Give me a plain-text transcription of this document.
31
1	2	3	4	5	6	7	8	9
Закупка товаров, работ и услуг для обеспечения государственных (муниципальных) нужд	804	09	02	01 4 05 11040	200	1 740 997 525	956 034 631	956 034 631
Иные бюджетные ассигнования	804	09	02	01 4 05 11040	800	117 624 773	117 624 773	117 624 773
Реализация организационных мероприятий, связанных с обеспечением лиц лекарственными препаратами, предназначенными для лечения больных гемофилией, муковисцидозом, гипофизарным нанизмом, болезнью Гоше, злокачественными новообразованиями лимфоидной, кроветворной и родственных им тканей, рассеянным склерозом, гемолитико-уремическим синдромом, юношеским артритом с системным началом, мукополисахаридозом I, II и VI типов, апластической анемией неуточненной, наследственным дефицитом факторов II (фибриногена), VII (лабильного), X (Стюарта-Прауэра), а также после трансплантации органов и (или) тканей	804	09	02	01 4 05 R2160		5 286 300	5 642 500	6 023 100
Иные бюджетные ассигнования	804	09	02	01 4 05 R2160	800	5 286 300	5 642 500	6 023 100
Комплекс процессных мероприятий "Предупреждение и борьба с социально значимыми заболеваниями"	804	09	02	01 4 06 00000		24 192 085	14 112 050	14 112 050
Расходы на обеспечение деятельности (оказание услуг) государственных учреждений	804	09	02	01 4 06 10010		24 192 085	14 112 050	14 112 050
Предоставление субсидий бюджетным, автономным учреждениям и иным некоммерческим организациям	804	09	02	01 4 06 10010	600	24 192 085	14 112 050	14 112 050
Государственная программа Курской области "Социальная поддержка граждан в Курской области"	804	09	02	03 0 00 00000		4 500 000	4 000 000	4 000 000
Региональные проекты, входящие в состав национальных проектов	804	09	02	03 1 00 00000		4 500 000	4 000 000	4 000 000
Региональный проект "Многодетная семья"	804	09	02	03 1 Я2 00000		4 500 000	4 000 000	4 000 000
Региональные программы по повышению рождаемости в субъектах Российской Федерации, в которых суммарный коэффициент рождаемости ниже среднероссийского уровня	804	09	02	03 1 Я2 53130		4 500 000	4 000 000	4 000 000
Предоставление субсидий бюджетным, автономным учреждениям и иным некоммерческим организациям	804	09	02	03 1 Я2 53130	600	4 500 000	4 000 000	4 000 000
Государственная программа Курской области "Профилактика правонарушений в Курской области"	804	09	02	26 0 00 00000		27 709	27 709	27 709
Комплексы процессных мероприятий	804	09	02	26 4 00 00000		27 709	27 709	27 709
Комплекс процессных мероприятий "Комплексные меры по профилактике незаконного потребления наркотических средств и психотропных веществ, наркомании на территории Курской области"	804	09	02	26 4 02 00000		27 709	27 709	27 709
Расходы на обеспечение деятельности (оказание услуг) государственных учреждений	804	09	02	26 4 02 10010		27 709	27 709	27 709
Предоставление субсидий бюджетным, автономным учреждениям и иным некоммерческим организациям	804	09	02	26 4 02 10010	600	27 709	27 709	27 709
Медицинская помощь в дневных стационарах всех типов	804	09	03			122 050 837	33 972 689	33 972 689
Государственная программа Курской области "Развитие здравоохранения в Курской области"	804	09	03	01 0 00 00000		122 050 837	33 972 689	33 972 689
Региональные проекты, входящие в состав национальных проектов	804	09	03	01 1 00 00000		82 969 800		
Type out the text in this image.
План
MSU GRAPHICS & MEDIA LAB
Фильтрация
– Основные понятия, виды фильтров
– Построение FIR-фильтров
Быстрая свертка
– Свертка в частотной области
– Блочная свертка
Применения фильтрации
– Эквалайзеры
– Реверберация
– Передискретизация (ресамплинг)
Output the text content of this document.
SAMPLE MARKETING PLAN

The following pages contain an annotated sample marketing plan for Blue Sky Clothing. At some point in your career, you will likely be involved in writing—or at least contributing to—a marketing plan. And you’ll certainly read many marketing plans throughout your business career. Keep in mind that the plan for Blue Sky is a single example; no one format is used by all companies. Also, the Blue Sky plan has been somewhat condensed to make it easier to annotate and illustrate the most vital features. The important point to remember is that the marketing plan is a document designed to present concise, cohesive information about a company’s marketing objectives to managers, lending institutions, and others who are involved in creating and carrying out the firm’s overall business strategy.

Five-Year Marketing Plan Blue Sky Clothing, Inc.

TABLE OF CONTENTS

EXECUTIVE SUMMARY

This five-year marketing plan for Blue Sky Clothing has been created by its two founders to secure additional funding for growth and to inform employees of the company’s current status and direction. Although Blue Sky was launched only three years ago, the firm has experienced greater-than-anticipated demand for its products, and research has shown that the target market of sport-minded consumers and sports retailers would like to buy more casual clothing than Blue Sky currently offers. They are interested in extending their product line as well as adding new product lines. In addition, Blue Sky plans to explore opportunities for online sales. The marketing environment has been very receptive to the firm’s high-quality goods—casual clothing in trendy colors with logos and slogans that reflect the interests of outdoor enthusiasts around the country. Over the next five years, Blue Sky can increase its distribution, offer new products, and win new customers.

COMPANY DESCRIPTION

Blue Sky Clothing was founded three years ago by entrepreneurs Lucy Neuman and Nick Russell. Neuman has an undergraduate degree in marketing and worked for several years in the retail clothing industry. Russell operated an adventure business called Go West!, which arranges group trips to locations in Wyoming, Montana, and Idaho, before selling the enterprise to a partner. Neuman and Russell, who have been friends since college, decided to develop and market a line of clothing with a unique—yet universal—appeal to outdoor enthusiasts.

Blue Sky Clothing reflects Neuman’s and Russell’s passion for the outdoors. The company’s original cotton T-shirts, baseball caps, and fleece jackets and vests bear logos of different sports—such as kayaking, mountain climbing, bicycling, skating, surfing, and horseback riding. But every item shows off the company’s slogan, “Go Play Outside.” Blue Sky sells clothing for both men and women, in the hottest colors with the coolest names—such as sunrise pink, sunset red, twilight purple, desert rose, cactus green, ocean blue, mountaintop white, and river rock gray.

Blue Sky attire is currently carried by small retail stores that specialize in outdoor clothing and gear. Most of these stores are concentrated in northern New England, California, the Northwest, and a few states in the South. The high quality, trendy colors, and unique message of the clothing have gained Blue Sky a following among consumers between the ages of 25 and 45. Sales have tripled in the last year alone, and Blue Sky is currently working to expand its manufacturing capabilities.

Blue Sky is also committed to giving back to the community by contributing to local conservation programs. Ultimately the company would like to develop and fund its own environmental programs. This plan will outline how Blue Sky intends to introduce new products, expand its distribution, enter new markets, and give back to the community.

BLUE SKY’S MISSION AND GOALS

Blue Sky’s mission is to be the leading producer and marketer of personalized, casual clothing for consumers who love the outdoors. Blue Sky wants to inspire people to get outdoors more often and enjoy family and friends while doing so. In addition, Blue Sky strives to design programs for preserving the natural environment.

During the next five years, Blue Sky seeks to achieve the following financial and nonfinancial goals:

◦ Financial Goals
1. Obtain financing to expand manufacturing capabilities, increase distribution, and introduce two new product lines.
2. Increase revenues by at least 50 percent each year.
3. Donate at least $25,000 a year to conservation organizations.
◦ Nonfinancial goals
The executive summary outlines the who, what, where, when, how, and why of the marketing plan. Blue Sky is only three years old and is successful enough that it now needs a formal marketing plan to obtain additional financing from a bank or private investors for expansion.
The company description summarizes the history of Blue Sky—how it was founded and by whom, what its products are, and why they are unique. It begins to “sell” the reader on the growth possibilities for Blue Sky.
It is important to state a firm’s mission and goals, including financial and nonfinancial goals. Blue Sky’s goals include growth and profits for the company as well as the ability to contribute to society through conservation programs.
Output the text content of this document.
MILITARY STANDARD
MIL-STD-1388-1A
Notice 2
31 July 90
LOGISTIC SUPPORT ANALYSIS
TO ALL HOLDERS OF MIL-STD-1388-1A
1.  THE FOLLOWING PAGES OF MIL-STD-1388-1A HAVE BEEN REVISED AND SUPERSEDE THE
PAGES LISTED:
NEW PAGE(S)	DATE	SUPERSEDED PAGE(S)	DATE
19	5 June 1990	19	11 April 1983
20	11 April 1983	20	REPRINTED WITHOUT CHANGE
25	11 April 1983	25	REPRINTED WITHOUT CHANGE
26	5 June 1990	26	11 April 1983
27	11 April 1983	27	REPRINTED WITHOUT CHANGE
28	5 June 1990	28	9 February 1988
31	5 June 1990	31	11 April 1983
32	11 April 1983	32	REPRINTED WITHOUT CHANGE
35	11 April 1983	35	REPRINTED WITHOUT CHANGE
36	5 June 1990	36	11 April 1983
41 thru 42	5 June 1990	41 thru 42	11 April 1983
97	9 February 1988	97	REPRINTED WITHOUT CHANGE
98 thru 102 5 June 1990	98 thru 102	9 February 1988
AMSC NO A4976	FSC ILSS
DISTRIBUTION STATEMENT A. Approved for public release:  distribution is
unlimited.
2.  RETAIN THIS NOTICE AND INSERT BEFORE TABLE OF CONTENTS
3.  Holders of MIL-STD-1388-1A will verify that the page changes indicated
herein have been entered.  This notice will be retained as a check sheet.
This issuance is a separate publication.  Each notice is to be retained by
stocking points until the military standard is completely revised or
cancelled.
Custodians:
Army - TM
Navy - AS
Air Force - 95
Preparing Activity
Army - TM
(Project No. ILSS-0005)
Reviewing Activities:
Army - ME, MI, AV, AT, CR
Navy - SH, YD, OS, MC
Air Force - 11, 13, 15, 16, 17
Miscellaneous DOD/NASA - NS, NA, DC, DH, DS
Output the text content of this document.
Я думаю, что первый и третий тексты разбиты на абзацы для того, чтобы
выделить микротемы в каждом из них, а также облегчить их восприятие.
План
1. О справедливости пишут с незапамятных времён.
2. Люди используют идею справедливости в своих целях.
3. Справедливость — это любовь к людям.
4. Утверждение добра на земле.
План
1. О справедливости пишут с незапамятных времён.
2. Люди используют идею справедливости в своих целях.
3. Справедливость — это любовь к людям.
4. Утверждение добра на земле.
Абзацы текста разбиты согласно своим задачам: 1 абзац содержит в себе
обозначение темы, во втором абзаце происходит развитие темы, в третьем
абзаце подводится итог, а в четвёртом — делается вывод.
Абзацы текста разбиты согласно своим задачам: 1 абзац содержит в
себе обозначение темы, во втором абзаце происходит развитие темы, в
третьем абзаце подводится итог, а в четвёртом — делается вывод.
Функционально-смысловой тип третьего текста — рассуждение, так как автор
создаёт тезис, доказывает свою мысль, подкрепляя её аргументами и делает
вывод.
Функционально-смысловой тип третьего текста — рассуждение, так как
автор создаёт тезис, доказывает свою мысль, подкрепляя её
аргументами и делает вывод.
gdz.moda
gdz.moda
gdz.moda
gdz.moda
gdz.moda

+ + + + + + +

> Objective: Scan the material above for the string "ILSS" and return the lines that hold it.

> Output for this task:
AMSC NO A4976	FSC ILSS
(Project No. ILSS-0005)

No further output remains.